+++ Material for this exercise
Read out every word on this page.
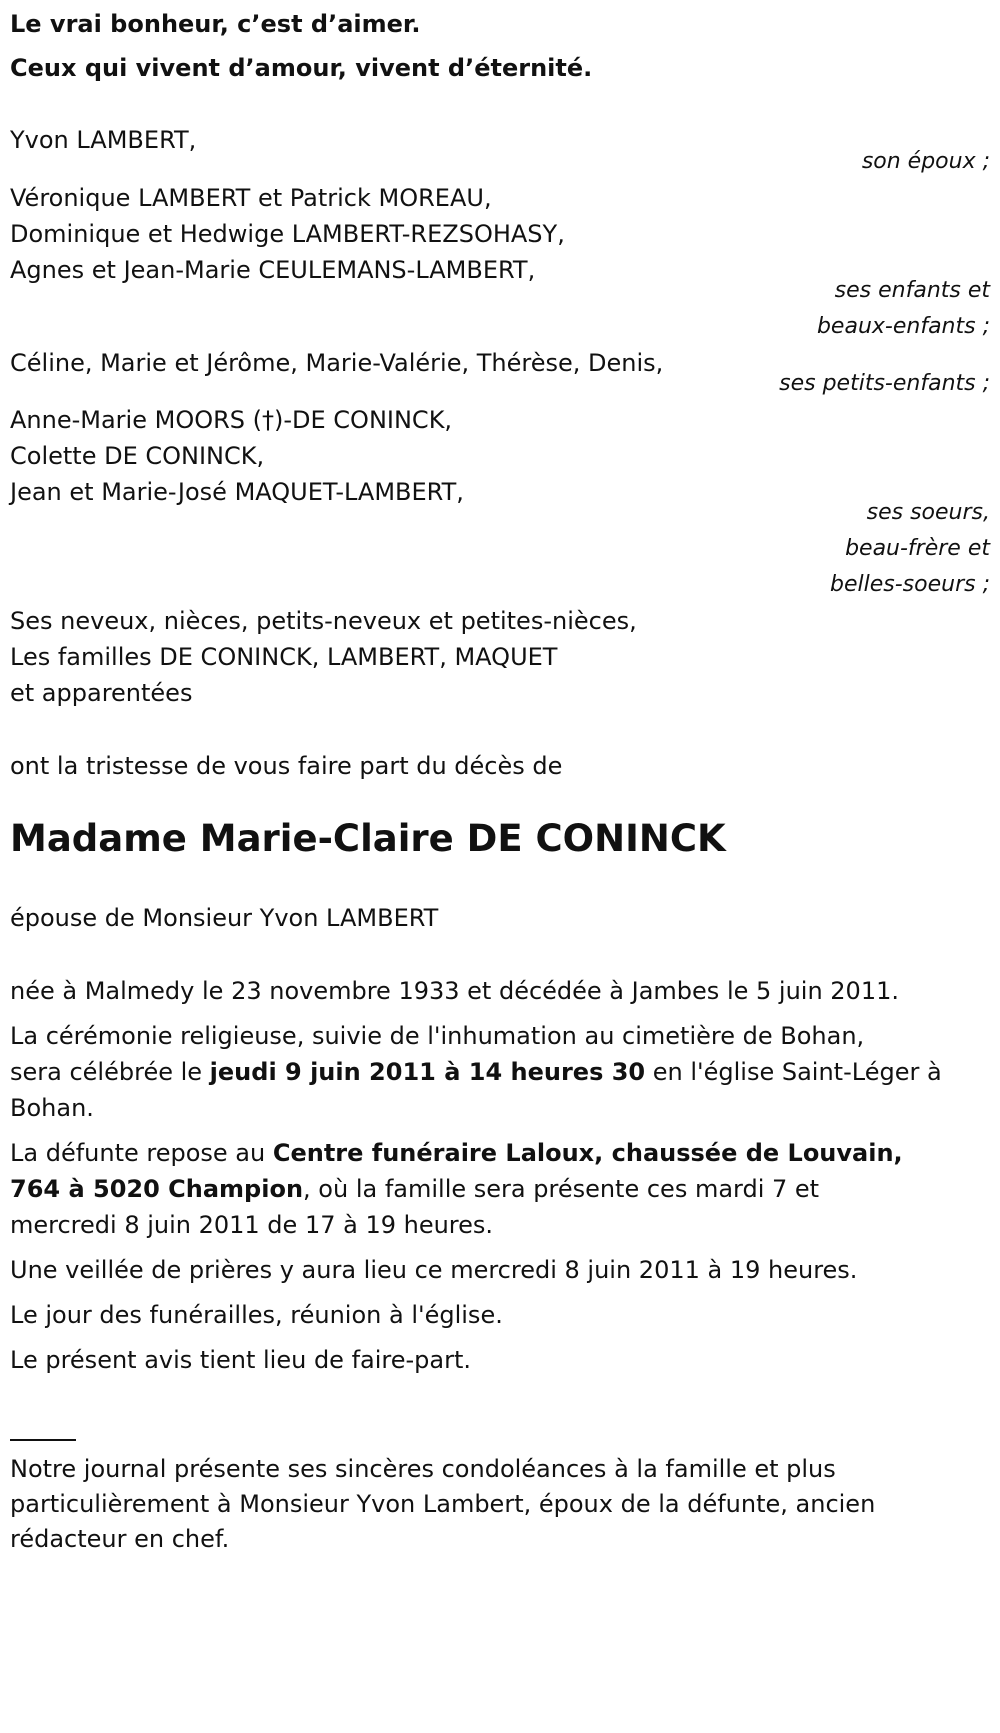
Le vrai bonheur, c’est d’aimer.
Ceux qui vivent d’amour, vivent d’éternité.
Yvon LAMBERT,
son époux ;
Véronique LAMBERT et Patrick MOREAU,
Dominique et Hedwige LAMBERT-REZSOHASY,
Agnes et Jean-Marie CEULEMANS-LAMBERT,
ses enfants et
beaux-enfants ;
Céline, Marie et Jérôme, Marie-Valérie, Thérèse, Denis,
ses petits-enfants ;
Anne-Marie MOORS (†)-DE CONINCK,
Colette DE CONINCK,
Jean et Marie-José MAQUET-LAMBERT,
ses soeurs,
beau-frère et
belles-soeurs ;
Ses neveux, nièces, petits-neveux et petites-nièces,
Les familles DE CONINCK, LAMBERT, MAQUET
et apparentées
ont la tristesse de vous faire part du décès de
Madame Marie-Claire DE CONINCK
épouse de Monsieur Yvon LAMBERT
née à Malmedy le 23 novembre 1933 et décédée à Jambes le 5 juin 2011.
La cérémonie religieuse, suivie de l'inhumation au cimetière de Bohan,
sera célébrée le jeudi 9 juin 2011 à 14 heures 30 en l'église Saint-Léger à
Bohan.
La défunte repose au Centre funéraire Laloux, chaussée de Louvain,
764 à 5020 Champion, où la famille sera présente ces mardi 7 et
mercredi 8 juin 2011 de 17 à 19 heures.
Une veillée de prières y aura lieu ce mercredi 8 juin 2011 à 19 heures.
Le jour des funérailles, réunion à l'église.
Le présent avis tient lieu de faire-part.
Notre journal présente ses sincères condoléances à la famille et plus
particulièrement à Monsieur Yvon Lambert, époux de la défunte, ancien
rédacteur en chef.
++++++
+++ Material for this exercise
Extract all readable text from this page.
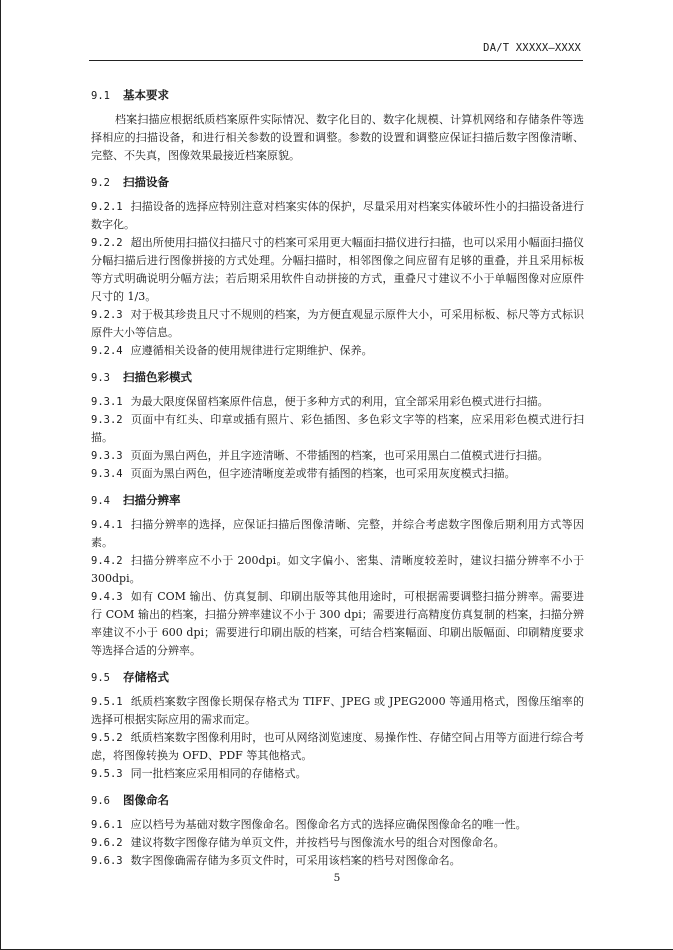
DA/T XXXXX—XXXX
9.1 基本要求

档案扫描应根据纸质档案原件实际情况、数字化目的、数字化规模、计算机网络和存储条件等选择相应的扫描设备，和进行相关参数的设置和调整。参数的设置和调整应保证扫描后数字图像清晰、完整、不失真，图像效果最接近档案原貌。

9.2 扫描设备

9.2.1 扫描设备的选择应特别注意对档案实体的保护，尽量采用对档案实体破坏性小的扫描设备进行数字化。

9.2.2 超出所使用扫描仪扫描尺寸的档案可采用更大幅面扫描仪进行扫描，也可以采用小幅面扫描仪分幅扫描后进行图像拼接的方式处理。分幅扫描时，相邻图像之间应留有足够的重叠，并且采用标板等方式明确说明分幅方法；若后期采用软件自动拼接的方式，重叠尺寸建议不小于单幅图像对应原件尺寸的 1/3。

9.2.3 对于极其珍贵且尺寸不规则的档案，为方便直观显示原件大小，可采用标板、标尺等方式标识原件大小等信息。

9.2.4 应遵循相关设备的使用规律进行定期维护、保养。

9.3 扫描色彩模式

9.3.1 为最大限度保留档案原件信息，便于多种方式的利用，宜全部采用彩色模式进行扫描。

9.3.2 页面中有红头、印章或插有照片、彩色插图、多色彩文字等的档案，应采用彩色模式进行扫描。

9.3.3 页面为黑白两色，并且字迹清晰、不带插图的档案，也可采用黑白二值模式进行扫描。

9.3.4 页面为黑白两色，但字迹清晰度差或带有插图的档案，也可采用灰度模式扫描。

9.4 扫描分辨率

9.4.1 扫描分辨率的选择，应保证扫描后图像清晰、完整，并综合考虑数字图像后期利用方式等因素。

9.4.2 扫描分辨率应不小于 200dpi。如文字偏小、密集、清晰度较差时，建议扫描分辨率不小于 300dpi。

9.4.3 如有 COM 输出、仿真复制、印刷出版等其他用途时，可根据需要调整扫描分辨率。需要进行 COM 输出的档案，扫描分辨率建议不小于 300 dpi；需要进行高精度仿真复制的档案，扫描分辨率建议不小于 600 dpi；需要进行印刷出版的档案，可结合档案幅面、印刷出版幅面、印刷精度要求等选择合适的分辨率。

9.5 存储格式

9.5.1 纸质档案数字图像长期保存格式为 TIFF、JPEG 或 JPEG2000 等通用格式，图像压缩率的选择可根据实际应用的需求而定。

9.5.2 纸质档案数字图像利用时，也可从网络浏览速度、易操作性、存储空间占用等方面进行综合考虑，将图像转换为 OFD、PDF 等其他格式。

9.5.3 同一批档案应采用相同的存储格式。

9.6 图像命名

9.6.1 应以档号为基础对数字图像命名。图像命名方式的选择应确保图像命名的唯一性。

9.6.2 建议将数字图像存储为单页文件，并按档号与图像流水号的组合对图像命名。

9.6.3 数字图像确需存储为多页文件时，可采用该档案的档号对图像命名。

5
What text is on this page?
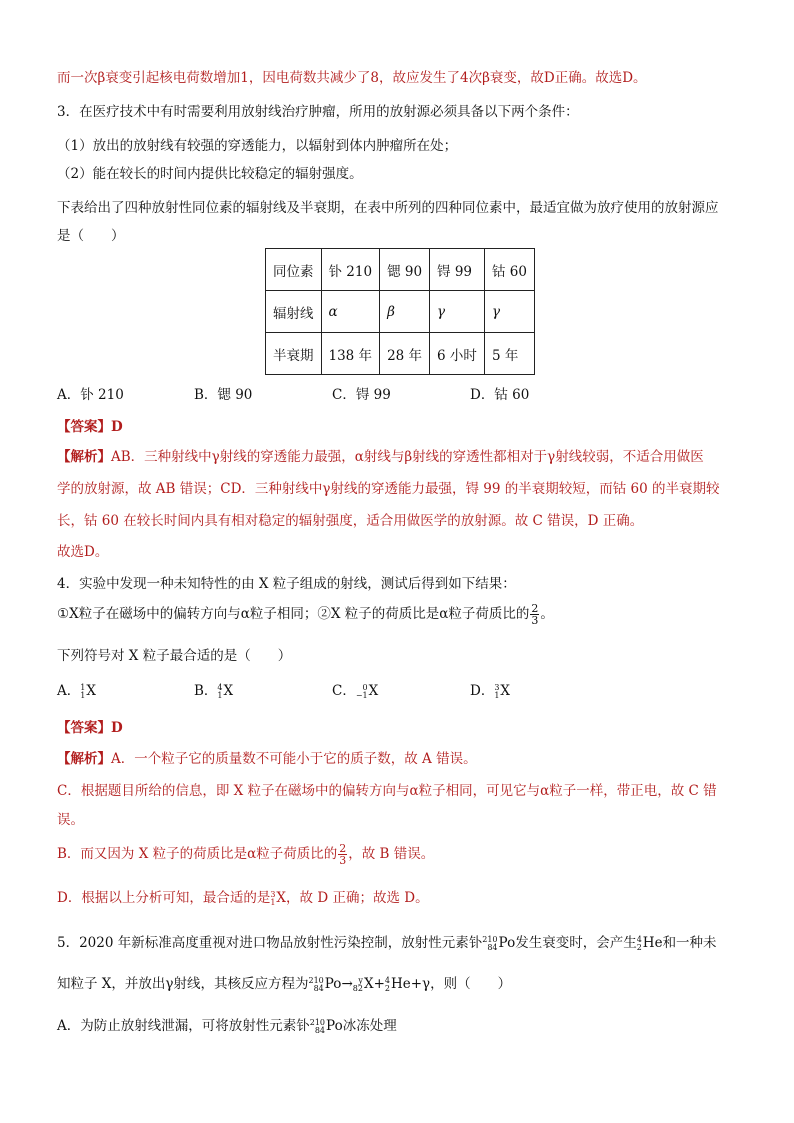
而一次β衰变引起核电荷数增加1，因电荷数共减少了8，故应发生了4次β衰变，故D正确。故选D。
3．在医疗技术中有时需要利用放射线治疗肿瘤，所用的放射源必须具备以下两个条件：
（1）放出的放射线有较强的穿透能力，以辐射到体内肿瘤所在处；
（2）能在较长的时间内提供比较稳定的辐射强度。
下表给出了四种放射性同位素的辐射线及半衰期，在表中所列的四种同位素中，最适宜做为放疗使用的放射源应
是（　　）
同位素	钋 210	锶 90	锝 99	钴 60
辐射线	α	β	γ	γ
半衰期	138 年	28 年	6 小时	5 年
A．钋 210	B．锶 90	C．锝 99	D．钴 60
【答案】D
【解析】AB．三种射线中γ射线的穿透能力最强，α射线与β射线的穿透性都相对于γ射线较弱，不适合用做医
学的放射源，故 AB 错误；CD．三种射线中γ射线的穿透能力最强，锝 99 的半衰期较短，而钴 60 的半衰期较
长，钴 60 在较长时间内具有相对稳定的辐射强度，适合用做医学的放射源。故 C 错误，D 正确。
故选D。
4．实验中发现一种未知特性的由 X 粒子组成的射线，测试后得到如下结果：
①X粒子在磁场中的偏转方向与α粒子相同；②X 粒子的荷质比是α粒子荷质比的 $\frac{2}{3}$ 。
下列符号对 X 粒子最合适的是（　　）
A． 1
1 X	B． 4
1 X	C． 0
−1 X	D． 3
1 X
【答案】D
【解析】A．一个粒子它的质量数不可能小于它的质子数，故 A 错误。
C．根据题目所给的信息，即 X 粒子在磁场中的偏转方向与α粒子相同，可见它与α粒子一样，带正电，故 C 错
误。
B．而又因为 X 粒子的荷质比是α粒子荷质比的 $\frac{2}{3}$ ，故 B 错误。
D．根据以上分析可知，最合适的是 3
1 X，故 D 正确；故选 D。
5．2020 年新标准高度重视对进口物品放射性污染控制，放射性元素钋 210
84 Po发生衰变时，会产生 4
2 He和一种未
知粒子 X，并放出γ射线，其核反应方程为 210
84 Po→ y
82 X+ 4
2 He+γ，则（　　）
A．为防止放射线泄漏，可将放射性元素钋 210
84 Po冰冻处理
++++++
+++ Material for this exercise
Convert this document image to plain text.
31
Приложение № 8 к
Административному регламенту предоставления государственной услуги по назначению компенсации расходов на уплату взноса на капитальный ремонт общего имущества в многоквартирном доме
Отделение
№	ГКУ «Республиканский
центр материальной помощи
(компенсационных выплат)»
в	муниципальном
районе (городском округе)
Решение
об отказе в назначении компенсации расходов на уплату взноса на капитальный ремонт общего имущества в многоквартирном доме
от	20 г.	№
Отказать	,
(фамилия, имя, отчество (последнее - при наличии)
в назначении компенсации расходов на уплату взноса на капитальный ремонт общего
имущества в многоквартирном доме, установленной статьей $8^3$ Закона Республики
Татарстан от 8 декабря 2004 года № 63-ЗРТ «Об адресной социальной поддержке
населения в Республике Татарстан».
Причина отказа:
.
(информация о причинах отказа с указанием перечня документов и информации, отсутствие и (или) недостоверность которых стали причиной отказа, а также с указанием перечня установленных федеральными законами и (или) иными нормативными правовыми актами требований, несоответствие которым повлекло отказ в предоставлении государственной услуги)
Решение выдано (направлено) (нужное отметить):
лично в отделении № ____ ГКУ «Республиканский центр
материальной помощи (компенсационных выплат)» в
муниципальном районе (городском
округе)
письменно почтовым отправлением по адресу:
++++++
*Exercise prompt*: Copy every line above that holds the word "lieu".

*Output of the task*:
Une veillée de prières y aura lieu ce mercredi 8 juin 2011 à 19 heures.
Le présent avis tient lieu de faire-part.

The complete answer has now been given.